— BEGIN INFORMATION SHOWN —

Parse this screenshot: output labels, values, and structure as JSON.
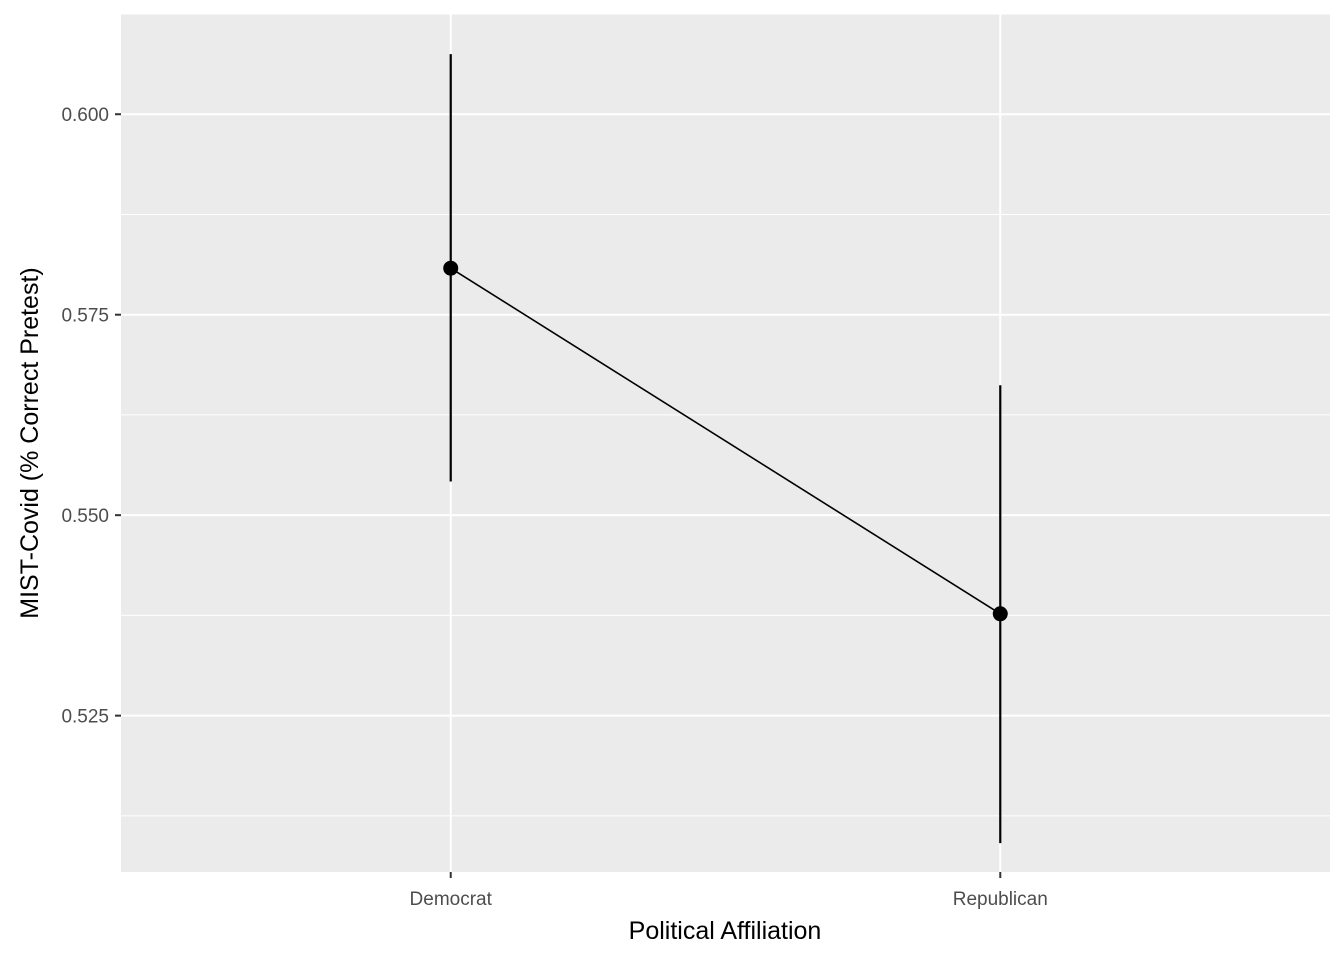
{
  "chart_data": {
    "type": "line",
    "title": "",
    "xlabel": "Political Affiliation",
    "ylabel": "MIST-Covid (% Correct Pretest)",
    "categories": [
      "Democrat",
      "Republican"
    ],
    "series": [
      {
        "values": [
          0.5808,
          0.5377
        ],
        "error_low": [
          0.5542,
          0.5091
        ],
        "error_high": [
          0.6075,
          0.5662
        ]
      }
    ],
    "ylim": [
      0.5055,
      0.6125
    ],
    "y_ticks": [
      0.525,
      0.55,
      0.575,
      0.6
    ],
    "y_tick_labels": [
      "0.525",
      "0.550",
      "0.575",
      "0.600"
    ],
    "grid": true,
    "legend": "none",
    "colors": {
      "panel_background": "#ebebeb",
      "grid": "#ffffff",
      "data": "#000000",
      "tick_text": "#4d4d4d",
      "tick_mark": "#333333"
    }
  }
}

— END INFORMATION SHOWN —

▸ GOAL OF THE EXERCISE
Your task is to transcribe all of the records precisely, with no images included.

▸ EXERCISE SOLUTION
Parse this screenshot: output labels, values, and structure as JSON.
{
  "chart_data": {
    "type": "line",
    "title": "",
    "xlabel": "Political Affiliation",
    "ylabel": "MIST-Covid (% Correct Pretest)",
    "categories": [
      "Democrat",
      "Republican"
    ],
    "series": [
      {
        "values": [
          0.5808,
          0.5377
        ],
        "error_low": [
          0.5542,
          0.5091
        ],
        "error_high": [
          0.6075,
          0.5662
        ]
      }
    ],
    "ylim": [
      0.5055,
      0.6125
    ],
    "y_ticks": [
      0.525,
      0.55,
      0.575,
      0.6
    ],
    "y_tick_labels": [
      "0.525",
      "0.550",
      "0.575",
      "0.600"
    ],
    "grid": true,
    "legend": "none",
    "colors": {
      "panel_background": "#ebebeb",
      "grid": "#ffffff",
      "data": "#000000",
      "tick_text": "#4d4d4d",
      "tick_mark": "#333333"
    }
  }
}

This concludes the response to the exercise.